## Request
Look through the listing and locate every line containing the word "Christina"; copy those lines.

• • • •

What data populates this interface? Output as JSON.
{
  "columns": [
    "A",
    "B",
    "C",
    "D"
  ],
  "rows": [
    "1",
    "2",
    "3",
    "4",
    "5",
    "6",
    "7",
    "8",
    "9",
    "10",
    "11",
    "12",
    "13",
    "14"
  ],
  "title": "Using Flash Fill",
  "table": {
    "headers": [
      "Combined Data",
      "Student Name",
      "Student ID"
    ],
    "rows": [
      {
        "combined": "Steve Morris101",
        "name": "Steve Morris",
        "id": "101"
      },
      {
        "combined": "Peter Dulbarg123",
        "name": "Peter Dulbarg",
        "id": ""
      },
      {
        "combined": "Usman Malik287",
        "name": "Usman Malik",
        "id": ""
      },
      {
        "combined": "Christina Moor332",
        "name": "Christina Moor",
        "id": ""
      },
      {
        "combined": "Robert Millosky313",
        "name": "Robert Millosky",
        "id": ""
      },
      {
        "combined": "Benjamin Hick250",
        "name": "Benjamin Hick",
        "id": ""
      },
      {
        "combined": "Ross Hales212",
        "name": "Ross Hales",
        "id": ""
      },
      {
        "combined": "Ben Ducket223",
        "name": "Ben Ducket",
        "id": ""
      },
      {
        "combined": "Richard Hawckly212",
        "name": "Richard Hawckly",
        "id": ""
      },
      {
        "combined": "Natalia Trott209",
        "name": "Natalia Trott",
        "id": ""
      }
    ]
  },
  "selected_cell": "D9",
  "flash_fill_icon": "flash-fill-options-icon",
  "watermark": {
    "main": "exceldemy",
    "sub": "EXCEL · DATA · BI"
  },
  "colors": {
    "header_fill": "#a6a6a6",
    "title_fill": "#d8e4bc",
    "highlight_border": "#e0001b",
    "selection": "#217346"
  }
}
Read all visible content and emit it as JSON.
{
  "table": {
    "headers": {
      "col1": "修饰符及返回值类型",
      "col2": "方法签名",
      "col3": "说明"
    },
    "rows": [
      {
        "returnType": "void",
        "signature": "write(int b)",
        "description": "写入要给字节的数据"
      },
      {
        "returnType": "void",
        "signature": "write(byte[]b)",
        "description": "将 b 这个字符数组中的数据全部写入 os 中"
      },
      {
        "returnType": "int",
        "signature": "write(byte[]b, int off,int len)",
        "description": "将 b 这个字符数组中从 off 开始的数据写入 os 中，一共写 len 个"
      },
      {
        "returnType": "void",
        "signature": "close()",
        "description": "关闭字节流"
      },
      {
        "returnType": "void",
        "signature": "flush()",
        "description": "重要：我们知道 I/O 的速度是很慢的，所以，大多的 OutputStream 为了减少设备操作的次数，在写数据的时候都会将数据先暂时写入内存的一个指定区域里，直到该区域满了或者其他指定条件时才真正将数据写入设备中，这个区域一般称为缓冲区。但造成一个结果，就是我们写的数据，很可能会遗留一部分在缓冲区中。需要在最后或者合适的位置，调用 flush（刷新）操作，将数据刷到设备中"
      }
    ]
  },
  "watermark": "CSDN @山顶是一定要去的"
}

• • • •

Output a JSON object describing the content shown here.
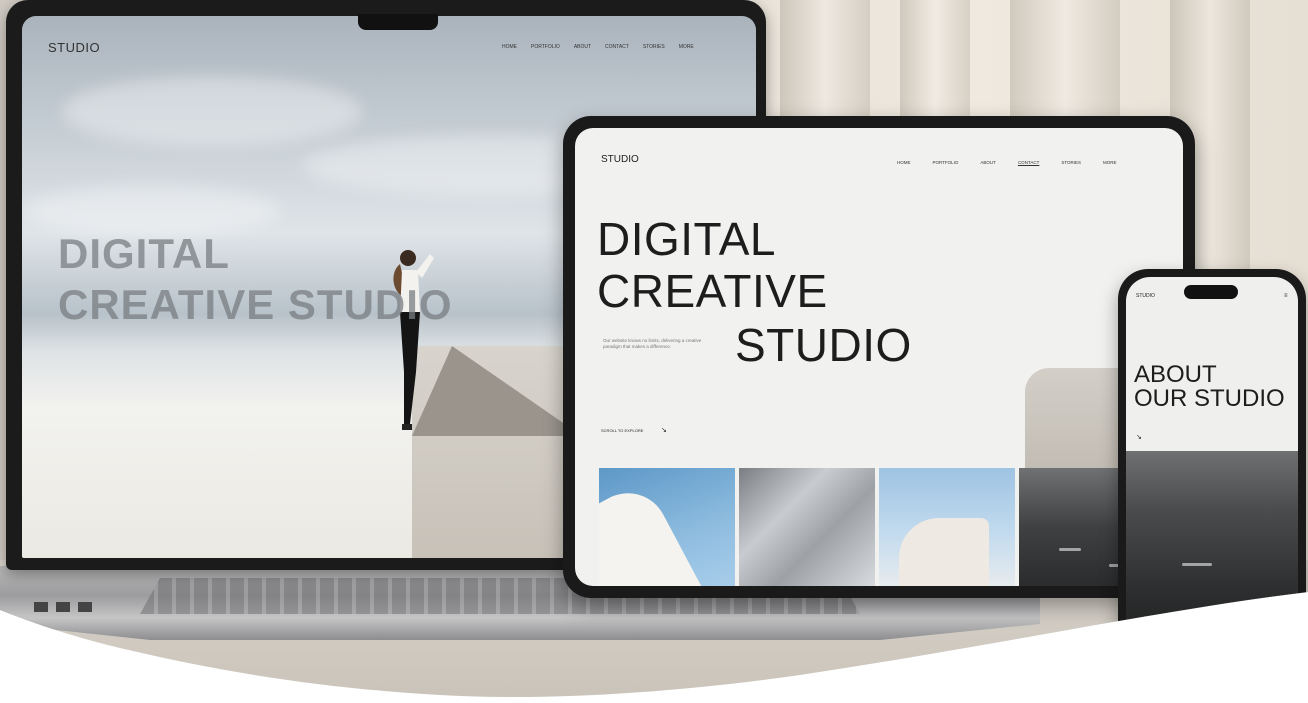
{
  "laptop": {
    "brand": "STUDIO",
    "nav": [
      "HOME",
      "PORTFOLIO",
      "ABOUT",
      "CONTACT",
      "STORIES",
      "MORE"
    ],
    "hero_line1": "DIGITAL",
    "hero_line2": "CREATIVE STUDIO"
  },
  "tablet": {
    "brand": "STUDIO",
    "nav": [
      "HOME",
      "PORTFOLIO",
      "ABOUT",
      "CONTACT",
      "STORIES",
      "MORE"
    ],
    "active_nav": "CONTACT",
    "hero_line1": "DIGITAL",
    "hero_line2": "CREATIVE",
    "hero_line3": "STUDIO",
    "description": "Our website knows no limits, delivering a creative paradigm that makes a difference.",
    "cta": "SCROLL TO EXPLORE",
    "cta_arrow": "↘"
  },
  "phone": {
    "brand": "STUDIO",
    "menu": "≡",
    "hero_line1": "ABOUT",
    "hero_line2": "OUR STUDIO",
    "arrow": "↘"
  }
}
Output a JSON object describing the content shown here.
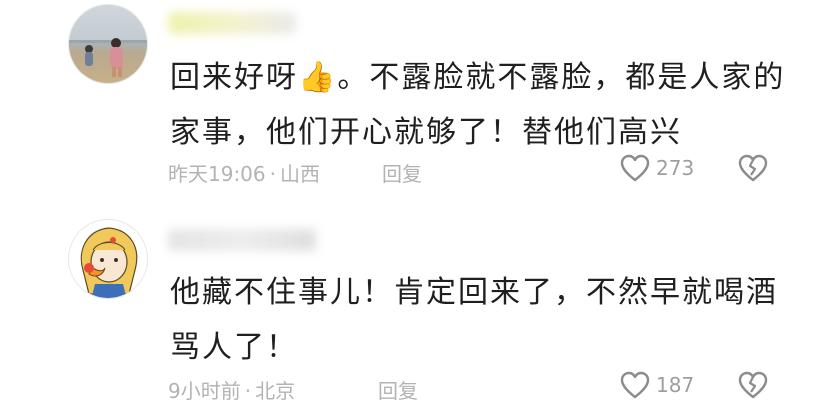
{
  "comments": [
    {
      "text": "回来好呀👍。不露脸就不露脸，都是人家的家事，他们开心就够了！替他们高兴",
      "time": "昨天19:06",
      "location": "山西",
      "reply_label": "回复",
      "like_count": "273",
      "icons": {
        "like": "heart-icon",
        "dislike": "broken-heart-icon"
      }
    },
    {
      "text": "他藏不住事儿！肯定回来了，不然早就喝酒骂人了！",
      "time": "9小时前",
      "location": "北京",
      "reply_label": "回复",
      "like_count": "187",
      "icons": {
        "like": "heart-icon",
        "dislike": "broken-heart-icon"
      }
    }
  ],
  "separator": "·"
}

• • • •

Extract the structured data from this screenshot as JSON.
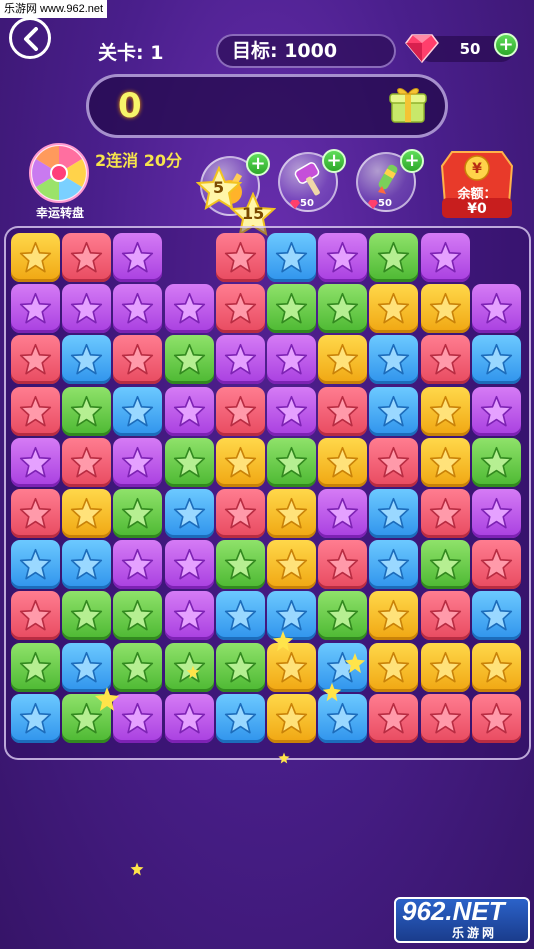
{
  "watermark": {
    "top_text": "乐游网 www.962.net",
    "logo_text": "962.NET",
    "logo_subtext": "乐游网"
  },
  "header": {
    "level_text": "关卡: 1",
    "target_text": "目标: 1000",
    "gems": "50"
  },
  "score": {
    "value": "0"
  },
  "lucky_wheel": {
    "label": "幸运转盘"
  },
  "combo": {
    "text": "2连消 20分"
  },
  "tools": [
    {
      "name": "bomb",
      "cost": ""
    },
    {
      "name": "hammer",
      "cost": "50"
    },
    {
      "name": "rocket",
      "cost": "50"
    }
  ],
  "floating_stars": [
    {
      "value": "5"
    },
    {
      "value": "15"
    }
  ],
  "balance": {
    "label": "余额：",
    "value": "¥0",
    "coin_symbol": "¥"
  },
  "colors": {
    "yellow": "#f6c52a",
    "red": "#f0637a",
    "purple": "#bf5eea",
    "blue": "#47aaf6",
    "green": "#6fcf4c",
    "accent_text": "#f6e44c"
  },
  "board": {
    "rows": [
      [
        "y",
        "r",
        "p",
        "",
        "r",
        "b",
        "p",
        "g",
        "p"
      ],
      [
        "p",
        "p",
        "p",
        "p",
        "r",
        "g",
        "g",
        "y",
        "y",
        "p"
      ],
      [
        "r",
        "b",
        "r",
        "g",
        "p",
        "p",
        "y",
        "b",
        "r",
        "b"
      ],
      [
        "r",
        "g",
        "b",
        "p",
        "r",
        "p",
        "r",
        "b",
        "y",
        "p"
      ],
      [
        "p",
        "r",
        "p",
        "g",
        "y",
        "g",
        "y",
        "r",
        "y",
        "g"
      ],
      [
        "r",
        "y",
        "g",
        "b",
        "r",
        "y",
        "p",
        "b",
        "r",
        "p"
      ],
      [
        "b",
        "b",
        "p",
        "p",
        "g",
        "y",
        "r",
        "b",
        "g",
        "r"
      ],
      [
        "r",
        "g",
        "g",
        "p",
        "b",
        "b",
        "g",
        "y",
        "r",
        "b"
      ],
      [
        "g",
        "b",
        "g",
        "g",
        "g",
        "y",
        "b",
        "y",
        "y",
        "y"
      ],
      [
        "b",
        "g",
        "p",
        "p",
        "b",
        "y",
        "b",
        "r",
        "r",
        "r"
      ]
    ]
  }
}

• • • •

## Exercise result
        "combined": "Christina Moor332",
        "name": "Christina Moor",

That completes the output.